Find the lines with the string "primària" and return them.
-=-=-
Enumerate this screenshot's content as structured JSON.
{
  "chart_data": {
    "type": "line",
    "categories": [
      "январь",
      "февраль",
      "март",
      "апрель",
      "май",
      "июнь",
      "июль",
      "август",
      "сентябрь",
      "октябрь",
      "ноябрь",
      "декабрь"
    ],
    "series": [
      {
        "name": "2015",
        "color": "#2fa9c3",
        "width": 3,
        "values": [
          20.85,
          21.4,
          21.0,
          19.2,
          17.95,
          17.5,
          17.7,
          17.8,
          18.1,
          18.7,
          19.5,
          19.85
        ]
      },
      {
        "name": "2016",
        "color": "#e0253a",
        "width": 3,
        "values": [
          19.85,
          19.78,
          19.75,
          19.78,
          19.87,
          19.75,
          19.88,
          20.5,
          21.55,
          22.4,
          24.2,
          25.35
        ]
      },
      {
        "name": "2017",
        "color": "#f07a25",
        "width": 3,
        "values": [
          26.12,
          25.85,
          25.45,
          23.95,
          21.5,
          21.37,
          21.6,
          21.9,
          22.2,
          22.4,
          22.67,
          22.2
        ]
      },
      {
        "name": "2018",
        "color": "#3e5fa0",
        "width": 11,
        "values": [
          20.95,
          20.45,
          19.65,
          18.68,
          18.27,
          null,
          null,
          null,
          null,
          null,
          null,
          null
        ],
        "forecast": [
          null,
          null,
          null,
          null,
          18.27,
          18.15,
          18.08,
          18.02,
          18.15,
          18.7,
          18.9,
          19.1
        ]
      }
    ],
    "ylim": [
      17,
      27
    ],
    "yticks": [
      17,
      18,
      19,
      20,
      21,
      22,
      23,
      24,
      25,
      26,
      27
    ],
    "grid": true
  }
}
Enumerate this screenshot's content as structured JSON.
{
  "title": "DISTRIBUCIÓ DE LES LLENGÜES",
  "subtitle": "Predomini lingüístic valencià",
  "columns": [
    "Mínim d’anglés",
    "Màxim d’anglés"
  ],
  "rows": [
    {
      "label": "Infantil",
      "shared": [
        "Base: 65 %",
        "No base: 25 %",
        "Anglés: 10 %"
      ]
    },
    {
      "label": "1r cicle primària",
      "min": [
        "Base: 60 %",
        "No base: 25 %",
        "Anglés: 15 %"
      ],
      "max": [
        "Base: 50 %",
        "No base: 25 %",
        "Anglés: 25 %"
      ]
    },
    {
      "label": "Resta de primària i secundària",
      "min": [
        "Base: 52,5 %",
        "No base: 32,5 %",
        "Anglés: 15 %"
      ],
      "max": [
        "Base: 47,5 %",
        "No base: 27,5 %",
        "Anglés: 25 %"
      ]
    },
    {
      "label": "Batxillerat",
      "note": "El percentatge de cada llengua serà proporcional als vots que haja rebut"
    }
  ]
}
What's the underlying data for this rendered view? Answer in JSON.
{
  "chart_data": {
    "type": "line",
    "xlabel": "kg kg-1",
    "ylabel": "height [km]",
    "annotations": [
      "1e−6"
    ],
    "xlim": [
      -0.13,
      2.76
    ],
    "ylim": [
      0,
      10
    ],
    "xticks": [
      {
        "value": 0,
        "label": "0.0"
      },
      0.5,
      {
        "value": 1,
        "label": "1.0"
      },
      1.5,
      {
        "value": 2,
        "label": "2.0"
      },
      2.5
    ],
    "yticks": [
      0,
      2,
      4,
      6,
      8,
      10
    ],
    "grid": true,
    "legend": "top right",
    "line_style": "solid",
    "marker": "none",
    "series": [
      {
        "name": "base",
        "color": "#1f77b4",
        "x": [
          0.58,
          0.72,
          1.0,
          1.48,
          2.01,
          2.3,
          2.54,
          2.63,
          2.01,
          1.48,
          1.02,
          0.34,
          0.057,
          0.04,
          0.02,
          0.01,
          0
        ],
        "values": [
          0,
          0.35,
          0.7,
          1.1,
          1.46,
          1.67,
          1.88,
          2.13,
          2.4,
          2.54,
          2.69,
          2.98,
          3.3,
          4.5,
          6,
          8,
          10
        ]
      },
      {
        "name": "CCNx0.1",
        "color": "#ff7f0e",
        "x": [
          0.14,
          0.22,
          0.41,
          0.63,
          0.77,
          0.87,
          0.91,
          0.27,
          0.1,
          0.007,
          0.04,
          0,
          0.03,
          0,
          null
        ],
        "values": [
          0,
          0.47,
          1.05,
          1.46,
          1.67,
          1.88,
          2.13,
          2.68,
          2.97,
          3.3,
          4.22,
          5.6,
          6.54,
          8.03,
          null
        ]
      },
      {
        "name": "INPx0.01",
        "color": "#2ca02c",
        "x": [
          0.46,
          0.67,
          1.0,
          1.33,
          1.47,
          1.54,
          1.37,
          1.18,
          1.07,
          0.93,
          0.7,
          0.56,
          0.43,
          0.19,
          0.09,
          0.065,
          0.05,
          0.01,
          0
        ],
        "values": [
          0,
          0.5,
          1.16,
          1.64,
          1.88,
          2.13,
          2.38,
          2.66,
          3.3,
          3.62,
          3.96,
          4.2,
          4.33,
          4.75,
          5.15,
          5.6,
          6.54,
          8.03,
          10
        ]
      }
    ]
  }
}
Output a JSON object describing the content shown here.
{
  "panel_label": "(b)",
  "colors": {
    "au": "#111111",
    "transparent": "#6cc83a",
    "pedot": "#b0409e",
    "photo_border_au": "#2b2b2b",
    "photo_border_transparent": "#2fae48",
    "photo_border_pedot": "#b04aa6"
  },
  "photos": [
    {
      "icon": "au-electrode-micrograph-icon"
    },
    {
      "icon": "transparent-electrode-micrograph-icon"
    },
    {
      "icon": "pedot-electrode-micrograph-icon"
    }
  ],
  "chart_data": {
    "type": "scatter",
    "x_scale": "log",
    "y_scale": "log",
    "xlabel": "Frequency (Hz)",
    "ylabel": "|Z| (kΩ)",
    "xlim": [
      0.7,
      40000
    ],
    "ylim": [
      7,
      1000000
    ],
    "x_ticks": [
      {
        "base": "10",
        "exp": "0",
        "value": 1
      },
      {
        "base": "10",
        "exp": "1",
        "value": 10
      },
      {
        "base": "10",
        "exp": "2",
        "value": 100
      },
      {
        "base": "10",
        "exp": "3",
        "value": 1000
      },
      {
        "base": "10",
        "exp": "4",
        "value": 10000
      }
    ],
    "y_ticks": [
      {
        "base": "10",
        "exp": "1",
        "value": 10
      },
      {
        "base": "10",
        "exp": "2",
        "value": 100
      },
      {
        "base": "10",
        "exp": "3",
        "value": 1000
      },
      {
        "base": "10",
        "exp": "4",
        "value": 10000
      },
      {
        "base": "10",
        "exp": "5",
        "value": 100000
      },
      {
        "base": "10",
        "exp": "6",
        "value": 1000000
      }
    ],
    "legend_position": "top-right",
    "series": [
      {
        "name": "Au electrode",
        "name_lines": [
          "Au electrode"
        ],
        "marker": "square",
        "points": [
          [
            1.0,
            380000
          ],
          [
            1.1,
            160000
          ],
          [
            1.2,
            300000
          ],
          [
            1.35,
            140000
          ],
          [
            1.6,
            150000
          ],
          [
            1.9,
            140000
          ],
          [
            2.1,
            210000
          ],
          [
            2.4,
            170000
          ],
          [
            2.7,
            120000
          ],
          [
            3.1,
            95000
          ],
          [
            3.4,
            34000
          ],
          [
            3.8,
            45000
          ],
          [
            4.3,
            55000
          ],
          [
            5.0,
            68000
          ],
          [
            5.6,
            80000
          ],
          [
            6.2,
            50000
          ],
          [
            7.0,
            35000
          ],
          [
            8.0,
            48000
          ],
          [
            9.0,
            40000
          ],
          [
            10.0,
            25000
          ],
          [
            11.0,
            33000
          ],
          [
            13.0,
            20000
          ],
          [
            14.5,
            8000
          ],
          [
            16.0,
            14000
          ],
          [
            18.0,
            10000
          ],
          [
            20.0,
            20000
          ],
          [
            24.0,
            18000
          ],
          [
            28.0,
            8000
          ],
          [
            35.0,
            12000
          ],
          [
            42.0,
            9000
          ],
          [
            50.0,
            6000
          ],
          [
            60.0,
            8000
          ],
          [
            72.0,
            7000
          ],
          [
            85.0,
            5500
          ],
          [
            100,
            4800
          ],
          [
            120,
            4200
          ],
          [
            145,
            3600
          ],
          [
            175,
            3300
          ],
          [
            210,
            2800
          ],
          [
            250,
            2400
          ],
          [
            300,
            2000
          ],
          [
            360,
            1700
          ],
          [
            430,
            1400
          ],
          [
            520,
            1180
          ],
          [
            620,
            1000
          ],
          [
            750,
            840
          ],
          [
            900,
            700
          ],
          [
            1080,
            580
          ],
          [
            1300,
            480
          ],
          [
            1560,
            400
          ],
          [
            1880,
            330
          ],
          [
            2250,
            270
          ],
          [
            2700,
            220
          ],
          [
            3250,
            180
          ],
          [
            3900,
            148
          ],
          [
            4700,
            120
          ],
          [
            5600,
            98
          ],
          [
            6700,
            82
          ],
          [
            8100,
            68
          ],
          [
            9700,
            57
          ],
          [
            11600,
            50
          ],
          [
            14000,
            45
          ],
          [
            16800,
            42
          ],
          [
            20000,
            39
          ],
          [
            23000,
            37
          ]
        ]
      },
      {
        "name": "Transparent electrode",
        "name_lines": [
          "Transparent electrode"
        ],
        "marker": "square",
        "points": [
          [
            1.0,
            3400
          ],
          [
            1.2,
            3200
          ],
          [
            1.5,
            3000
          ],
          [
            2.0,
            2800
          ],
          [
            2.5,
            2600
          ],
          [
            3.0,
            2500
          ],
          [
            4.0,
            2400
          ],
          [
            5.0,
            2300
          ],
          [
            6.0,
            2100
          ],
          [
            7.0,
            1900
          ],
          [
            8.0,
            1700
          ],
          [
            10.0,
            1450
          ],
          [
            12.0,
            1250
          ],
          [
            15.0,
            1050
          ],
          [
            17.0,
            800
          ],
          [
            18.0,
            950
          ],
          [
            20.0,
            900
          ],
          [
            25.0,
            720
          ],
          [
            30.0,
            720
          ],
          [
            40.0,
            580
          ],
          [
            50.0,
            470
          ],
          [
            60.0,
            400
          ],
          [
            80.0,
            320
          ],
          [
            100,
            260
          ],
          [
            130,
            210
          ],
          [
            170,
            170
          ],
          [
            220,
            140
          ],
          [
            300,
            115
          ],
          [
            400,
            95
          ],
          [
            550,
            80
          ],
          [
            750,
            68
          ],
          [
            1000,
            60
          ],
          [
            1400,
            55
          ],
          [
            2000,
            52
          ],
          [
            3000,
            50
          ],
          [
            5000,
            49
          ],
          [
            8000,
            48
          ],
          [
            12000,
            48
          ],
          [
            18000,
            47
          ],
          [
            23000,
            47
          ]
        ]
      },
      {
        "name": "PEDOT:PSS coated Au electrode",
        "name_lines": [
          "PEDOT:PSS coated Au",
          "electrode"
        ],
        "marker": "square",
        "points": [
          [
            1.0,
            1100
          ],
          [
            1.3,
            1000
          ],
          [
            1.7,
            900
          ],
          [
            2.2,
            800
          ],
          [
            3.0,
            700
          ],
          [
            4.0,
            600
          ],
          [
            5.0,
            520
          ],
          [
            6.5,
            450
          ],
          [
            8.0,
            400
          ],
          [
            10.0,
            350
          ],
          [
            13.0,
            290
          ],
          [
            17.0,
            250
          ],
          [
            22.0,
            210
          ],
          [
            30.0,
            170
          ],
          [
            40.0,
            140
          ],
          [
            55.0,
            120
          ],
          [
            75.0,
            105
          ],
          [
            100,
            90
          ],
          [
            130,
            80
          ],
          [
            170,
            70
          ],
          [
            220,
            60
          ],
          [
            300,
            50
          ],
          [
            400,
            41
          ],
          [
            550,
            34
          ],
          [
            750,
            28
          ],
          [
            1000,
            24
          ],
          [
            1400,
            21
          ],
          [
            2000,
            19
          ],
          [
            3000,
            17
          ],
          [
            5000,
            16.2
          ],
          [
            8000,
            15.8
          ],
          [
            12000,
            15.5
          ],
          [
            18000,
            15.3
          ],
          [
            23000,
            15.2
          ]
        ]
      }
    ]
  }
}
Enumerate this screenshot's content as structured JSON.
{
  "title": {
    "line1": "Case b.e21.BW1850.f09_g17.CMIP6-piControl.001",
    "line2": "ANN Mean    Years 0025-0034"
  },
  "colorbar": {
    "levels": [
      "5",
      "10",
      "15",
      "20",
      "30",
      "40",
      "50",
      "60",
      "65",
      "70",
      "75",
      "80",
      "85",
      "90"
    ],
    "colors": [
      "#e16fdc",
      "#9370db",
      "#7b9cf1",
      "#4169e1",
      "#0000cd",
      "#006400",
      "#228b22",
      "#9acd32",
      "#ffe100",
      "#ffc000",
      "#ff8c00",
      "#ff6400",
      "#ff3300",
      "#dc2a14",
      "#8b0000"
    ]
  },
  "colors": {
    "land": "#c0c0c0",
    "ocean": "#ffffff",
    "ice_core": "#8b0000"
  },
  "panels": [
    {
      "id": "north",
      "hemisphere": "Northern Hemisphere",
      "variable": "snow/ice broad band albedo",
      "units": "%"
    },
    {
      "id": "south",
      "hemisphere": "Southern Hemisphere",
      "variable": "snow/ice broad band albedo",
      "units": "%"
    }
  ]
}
-=-=-
EXPECTED ANSWER:
      "label": "1r cicle primària",
      "label": "Resta de primària i secundària",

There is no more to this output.